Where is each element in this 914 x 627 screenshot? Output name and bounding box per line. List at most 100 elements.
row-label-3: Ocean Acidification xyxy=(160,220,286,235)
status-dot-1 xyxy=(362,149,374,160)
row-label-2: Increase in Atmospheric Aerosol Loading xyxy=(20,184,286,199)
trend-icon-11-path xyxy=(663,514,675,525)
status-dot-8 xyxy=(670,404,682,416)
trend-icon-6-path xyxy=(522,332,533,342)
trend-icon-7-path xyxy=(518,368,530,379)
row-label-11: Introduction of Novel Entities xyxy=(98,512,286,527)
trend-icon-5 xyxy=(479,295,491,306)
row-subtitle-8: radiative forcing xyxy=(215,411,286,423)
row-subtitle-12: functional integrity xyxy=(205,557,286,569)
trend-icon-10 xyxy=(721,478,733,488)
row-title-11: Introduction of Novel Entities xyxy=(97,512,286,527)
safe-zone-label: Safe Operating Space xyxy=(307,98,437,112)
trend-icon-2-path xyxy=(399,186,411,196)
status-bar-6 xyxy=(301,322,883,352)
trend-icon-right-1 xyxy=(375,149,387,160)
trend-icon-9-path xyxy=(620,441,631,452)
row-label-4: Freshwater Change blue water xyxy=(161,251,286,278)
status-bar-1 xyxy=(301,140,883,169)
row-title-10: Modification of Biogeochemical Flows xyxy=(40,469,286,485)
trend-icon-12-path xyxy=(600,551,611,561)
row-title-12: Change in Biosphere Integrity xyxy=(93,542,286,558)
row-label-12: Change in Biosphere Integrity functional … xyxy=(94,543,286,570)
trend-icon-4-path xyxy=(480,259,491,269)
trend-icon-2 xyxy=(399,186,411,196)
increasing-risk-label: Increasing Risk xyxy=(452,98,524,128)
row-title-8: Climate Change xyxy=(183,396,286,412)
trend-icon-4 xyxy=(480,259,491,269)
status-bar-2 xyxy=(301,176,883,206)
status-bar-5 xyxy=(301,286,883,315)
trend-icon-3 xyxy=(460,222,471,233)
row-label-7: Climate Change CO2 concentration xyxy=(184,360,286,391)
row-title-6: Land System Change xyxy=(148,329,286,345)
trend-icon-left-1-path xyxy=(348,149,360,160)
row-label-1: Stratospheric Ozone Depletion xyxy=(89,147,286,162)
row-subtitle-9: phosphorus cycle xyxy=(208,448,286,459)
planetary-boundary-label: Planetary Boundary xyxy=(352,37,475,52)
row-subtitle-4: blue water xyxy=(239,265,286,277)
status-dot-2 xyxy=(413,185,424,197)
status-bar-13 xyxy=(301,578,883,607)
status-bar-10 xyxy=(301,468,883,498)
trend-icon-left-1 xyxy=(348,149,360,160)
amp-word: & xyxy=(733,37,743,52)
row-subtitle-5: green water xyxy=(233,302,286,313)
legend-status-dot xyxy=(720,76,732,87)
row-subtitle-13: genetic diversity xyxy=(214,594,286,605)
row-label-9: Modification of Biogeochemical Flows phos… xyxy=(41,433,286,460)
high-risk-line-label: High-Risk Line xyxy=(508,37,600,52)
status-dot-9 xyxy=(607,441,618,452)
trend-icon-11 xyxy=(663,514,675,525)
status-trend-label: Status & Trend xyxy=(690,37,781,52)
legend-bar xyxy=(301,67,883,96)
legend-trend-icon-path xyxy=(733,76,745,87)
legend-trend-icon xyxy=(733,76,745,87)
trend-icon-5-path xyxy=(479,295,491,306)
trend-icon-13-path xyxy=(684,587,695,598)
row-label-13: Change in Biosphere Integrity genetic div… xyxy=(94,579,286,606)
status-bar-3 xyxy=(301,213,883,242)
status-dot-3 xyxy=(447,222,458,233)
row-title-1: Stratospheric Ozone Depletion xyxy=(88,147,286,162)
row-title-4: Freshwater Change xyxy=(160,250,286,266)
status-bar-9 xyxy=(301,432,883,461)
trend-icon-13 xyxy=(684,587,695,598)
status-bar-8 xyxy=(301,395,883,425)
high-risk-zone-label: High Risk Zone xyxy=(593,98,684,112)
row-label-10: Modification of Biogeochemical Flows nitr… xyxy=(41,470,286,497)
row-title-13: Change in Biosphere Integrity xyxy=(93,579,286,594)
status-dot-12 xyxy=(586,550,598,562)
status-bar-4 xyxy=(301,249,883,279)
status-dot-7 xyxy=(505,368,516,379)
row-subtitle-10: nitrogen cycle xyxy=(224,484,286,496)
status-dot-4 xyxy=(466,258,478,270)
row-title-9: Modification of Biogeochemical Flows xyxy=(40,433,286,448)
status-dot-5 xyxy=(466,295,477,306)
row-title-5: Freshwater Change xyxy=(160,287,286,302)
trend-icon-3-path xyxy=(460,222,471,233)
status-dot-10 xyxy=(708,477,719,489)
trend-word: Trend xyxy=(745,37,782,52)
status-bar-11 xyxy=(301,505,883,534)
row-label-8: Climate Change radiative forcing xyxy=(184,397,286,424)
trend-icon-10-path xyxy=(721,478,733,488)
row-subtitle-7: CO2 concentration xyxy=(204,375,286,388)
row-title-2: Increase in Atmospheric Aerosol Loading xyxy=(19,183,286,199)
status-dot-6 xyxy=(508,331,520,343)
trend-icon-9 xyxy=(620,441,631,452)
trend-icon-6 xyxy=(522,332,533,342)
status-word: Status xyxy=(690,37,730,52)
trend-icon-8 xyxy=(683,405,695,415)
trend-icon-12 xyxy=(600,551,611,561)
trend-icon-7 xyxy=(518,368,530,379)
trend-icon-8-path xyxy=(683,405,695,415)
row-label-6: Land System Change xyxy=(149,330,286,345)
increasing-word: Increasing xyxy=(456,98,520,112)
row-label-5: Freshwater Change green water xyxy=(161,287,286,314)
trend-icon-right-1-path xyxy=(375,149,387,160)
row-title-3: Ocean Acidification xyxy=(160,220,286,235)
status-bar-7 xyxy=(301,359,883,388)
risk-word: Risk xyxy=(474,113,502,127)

────

**Exercise details:**
Can you reproduce every line of the material above verbatim, without changing anything?

**Solution to this exercise:**
Where is each element in this 914 x 627 screenshot? Output name and bounding box per line. List at most 100 elements.
row-label-3: Ocean Acidification xyxy=(160,220,286,235)
status-dot-1 xyxy=(362,149,374,160)
row-label-2: Increase in Atmospheric Aerosol Loading xyxy=(20,184,286,199)
trend-icon-11-path xyxy=(663,514,675,525)
status-dot-8 xyxy=(670,404,682,416)
trend-icon-6-path xyxy=(522,332,533,342)
trend-icon-7-path xyxy=(518,368,530,379)
row-label-11: Introduction of Novel Entities xyxy=(98,512,286,527)
trend-icon-5 xyxy=(479,295,491,306)
row-subtitle-8: radiative forcing xyxy=(215,411,286,423)
row-subtitle-12: functional integrity xyxy=(205,557,286,569)
trend-icon-10 xyxy=(721,478,733,488)
row-title-11: Introduction of Novel Entities xyxy=(97,512,286,527)
safe-zone-label: Safe Operating Space xyxy=(307,98,437,112)
trend-icon-2-path xyxy=(399,186,411,196)
status-bar-6 xyxy=(301,322,883,352)
trend-icon-right-1 xyxy=(375,149,387,160)
trend-icon-9-path xyxy=(620,441,631,452)
row-label-4: Freshwater Change blue water xyxy=(161,251,286,278)
status-bar-1 xyxy=(301,140,883,169)
row-title-10: Modification of Biogeochemical Flows xyxy=(40,469,286,485)
trend-icon-12-path xyxy=(600,551,611,561)
row-title-12: Change in Biosphere Integrity xyxy=(93,542,286,558)
row-label-12: Change in Biosphere Integrity functional … xyxy=(94,543,286,570)
trend-icon-4-path xyxy=(480,259,491,269)
trend-icon-2 xyxy=(399,186,411,196)
increasing-risk-label: Increasing Risk xyxy=(452,98,524,128)
row-title-8: Climate Change xyxy=(183,396,286,412)
trend-icon-4 xyxy=(480,259,491,269)
status-bar-2 xyxy=(301,176,883,206)
status-bar-5 xyxy=(301,286,883,315)
trend-icon-3 xyxy=(460,222,471,233)
row-label-7: Climate Change CO2 concentration xyxy=(184,360,286,391)
row-title-6: Land System Change xyxy=(148,329,286,345)
trend-icon-left-1-path xyxy=(348,149,360,160)
row-label-1: Stratospheric Ozone Depletion xyxy=(89,147,286,162)
row-subtitle-9: phosphorus cycle xyxy=(208,448,286,459)
planetary-boundary-label: Planetary Boundary xyxy=(352,37,475,52)
row-subtitle-4: blue water xyxy=(239,265,286,277)
status-dot-2 xyxy=(413,185,424,197)
status-bar-13 xyxy=(301,578,883,607)
status-bar-10 xyxy=(301,468,883,498)
trend-icon-left-1 xyxy=(348,149,360,160)
amp-word: & xyxy=(733,37,743,52)
row-subtitle-5: green water xyxy=(233,302,286,313)
legend-status-dot xyxy=(720,76,732,87)
row-subtitle-13: genetic diversity xyxy=(214,594,286,605)
row-label-9: Modification of Biogeochemical Flows phos… xyxy=(41,433,286,460)
high-risk-line-label: High-Risk Line xyxy=(508,37,600,52)
status-dot-9 xyxy=(607,441,618,452)
trend-icon-11 xyxy=(663,514,675,525)
status-trend-label: Status & Trend xyxy=(690,37,781,52)
legend-bar xyxy=(301,67,883,96)
legend-trend-icon-path xyxy=(733,76,745,87)
legend-trend-icon xyxy=(733,76,745,87)
trend-icon-5-path xyxy=(479,295,491,306)
trend-icon-13-path xyxy=(684,587,695,598)
row-label-13: Change in Biosphere Integrity genetic div… xyxy=(94,579,286,606)
status-bar-3 xyxy=(301,213,883,242)
status-dot-3 xyxy=(447,222,458,233)
row-title-1: Stratospheric Ozone Depletion xyxy=(88,147,286,162)
row-title-4: Freshwater Change xyxy=(160,250,286,266)
status-bar-9 xyxy=(301,432,883,461)
trend-icon-13 xyxy=(684,587,695,598)
status-bar-8 xyxy=(301,395,883,425)
high-risk-zone-label: High Risk Zone xyxy=(593,98,684,112)
row-label-10: Modification of Biogeochemical Flows nitr… xyxy=(41,470,286,497)
row-title-13: Change in Biosphere Integrity xyxy=(93,579,286,594)
status-dot-12 xyxy=(586,550,598,562)
status-bar-4 xyxy=(301,249,883,279)
status-dot-7 xyxy=(505,368,516,379)
row-subtitle-10: nitrogen cycle xyxy=(224,484,286,496)
status-dot-4 xyxy=(466,258,478,270)
row-title-9: Modification of Biogeochemical Flows xyxy=(40,433,286,448)
status-dot-5 xyxy=(466,295,477,306)
row-title-5: Freshwater Change xyxy=(160,287,286,302)
trend-icon-3-path xyxy=(460,222,471,233)
status-dot-10 xyxy=(708,477,719,489)
trend-word: Trend xyxy=(745,37,782,52)
status-bar-11 xyxy=(301,505,883,534)
row-label-8: Climate Change radiative forcing xyxy=(184,397,286,424)
trend-icon-10-path xyxy=(721,478,733,488)
row-subtitle-7: CO2 concentration xyxy=(204,375,286,388)
row-title-2: Increase in Atmospheric Aerosol Loading xyxy=(19,183,286,199)
status-dot-6 xyxy=(508,331,520,343)
trend-icon-9 xyxy=(620,441,631,452)
trend-icon-6 xyxy=(522,332,533,342)
status-word: Status xyxy=(690,37,730,52)
trend-icon-8 xyxy=(683,405,695,415)
trend-icon-12 xyxy=(600,551,611,561)
trend-icon-7 xyxy=(518,368,530,379)
trend-icon-8-path xyxy=(683,405,695,415)
row-label-6: Land System Change xyxy=(149,330,286,345)
increasing-word: Increasing xyxy=(456,98,520,112)
row-label-5: Freshwater Change green water xyxy=(161,287,286,314)
trend-icon-right-1-path xyxy=(375,149,387,160)
row-title-3: Ocean Acidification xyxy=(160,220,286,235)
status-bar-7 xyxy=(301,359,883,388)
risk-word: Risk xyxy=(474,113,502,127)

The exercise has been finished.